● **Objective**
Below is a set of records; print all of them exactly as written.

● **Source material**
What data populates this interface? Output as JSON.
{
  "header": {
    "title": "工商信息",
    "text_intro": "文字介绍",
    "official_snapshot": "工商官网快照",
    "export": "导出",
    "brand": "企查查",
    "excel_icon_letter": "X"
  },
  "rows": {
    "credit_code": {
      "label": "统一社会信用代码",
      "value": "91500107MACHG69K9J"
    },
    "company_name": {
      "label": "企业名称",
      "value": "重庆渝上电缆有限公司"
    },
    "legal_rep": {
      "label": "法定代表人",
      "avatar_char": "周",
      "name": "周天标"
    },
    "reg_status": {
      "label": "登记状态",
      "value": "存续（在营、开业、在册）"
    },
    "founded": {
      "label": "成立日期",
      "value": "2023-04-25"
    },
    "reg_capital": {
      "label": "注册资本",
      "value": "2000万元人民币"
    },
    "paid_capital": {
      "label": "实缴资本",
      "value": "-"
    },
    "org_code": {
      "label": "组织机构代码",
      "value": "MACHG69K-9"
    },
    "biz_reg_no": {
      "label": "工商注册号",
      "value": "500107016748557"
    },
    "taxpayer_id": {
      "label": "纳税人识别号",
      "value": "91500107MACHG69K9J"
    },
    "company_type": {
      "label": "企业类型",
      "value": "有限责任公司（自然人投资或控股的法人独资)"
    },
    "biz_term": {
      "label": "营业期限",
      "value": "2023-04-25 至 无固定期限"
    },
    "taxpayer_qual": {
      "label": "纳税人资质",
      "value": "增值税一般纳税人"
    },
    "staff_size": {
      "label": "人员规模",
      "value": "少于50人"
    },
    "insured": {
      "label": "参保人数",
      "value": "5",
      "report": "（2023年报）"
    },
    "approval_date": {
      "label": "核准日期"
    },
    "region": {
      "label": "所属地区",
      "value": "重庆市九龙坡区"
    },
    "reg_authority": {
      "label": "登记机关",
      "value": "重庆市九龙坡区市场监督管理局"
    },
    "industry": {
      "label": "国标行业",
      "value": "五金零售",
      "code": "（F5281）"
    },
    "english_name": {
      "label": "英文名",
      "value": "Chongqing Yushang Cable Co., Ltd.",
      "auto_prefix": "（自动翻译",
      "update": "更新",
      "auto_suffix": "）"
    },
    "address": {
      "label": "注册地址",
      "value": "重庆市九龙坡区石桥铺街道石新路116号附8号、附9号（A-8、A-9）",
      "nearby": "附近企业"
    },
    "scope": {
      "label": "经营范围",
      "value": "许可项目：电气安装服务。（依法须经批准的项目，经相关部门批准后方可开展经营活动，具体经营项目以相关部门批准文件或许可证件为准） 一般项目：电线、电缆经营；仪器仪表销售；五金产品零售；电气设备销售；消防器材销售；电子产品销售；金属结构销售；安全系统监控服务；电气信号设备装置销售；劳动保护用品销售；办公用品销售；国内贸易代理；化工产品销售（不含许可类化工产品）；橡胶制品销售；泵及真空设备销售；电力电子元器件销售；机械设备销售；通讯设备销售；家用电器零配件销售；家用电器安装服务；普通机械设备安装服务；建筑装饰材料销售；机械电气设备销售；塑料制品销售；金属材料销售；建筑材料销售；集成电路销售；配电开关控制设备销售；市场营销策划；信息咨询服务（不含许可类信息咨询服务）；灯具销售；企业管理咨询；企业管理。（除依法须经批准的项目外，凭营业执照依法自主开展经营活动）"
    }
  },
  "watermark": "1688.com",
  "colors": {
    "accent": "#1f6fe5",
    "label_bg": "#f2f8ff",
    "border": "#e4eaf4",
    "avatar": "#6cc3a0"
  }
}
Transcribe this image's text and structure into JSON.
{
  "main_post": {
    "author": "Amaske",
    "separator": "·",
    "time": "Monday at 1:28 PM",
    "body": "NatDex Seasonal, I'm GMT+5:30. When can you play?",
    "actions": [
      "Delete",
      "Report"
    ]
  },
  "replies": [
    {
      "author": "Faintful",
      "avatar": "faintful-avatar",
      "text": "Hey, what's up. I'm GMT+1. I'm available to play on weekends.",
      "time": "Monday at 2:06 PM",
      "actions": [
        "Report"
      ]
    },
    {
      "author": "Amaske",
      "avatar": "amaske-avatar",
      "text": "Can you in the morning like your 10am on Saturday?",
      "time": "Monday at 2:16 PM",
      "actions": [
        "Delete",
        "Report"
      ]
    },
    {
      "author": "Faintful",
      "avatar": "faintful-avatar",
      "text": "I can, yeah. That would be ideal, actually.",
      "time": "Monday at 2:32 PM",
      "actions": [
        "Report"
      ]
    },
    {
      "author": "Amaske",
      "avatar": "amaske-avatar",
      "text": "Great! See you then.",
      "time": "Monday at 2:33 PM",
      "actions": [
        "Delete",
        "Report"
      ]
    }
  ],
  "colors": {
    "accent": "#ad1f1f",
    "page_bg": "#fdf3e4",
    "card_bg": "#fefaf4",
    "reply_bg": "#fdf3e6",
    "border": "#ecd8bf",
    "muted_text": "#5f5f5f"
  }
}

● **Output below**
What data populates this interface? Output as JSON.
{
  "header": {
    "title": "工商信息",
    "text_intro": "文字介绍",
    "official_snapshot": "工商官网快照",
    "export": "导出",
    "brand": "企查查",
    "excel_icon_letter": "X"
  },
  "rows": {
    "credit_code": {
      "label": "统一社会信用代码",
      "value": "91500107MACHG69K9J"
    },
    "company_name": {
      "label": "企业名称",
      "value": "重庆渝上电缆有限公司"
    },
    "legal_rep": {
      "label": "法定代表人",
      "avatar_char": "周",
      "name": "周天标"
    },
    "reg_status": {
      "label": "登记状态",
      "value": "存续（在营、开业、在册）"
    },
    "founded": {
      "label": "成立日期",
      "value": "2023-04-25"
    },
    "reg_capital": {
      "label": "注册资本",
      "value": "2000万元人民币"
    },
    "paid_capital": {
      "label": "实缴资本",
      "value": "-"
    },
    "org_code": {
      "label": "组织机构代码",
      "value": "MACHG69K-9"
    },
    "biz_reg_no": {
      "label": "工商注册号",
      "value": "500107016748557"
    },
    "taxpayer_id": {
      "label": "纳税人识别号",
      "value": "91500107MACHG69K9J"
    },
    "company_type": {
      "label": "企业类型",
      "value": "有限责任公司（自然人投资或控股的法人独资)"
    },
    "biz_term": {
      "label": "营业期限",
      "value": "2023-04-25 至 无固定期限"
    },
    "taxpayer_qual": {
      "label": "纳税人资质",
      "value": "增值税一般纳税人"
    },
    "staff_size": {
      "label": "人员规模",
      "value": "少于50人"
    },
    "insured": {
      "label": "参保人数",
      "value": "5",
      "report": "（2023年报）"
    },
    "approval_date": {
      "label": "核准日期"
    },
    "region": {
      "label": "所属地区",
      "value": "重庆市九龙坡区"
    },
    "reg_authority": {
      "label": "登记机关",
      "value": "重庆市九龙坡区市场监督管理局"
    },
    "industry": {
      "label": "国标行业",
      "value": "五金零售",
      "code": "（F5281）"
    },
    "english_name": {
      "label": "英文名",
      "value": "Chongqing Yushang Cable Co., Ltd.",
      "auto_prefix": "（自动翻译",
      "update": "更新",
      "auto_suffix": "）"
    },
    "address": {
      "label": "注册地址",
      "value": "重庆市九龙坡区石桥铺街道石新路116号附8号、附9号（A-8、A-9）",
      "nearby": "附近企业"
    },
    "scope": {
      "label": "经营范围",
      "value": "许可项目：电气安装服务。（依法须经批准的项目，经相关部门批准后方可开展经营活动，具体经营项目以相关部门批准文件或许可证件为准） 一般项目：电线、电缆经营；仪器仪表销售；五金产品零售；电气设备销售；消防器材销售；电子产品销售；金属结构销售；安全系统监控服务；电气信号设备装置销售；劳动保护用品销售；办公用品销售；国内贸易代理；化工产品销售（不含许可类化工产品）；橡胶制品销售；泵及真空设备销售；电力电子元器件销售；机械设备销售；通讯设备销售；家用电器零配件销售；家用电器安装服务；普通机械设备安装服务；建筑装饰材料销售；机械电气设备销售；塑料制品销售；金属材料销售；建筑材料销售；集成电路销售；配电开关控制设备销售；市场营销策划；信息咨询服务（不含许可类信息咨询服务）；灯具销售；企业管理咨询；企业管理。（除依法须经批准的项目外，凭营业执照依法自主开展经营活动）"
    }
  },
  "watermark": "1688.com",
  "colors": {
    "accent": "#1f6fe5",
    "label_bg": "#f2f8ff",
    "border": "#e4eaf4",
    "avatar": "#6cc3a0"
  }
}
Transcribe this image's text and structure into JSON.
{
  "main_post": {
    "author": "Amaske",
    "separator": "·",
    "time": "Monday at 1:28 PM",
    "body": "NatDex Seasonal, I'm GMT+5:30. When can you play?",
    "actions": [
      "Delete",
      "Report"
    ]
  },
  "replies": [
    {
      "author": "Faintful",
      "avatar": "faintful-avatar",
      "text": "Hey, what's up. I'm GMT+1. I'm available to play on weekends.",
      "time": "Monday at 2:06 PM",
      "actions": [
        "Report"
      ]
    },
    {
      "author": "Amaske",
      "avatar": "amaske-avatar",
      "text": "Can you in the morning like your 10am on Saturday?",
      "time": "Monday at 2:16 PM",
      "actions": [
        "Delete",
        "Report"
      ]
    },
    {
      "author": "Faintful",
      "avatar": "faintful-avatar",
      "text": "I can, yeah. That would be ideal, actually.",
      "time": "Monday at 2:32 PM",
      "actions": [
        "Report"
      ]
    },
    {
      "author": "Amaske",
      "avatar": "amaske-avatar",
      "text": "Great! See you then.",
      "time": "Monday at 2:33 PM",
      "actions": [
        "Delete",
        "Report"
      ]
    }
  ],
  "colors": {
    "accent": "#ad1f1f",
    "page_bg": "#fdf3e4",
    "card_bg": "#fefaf4",
    "reply_bg": "#fdf3e6",
    "border": "#ecd8bf",
    "muted_text": "#5f5f5f"
  }
}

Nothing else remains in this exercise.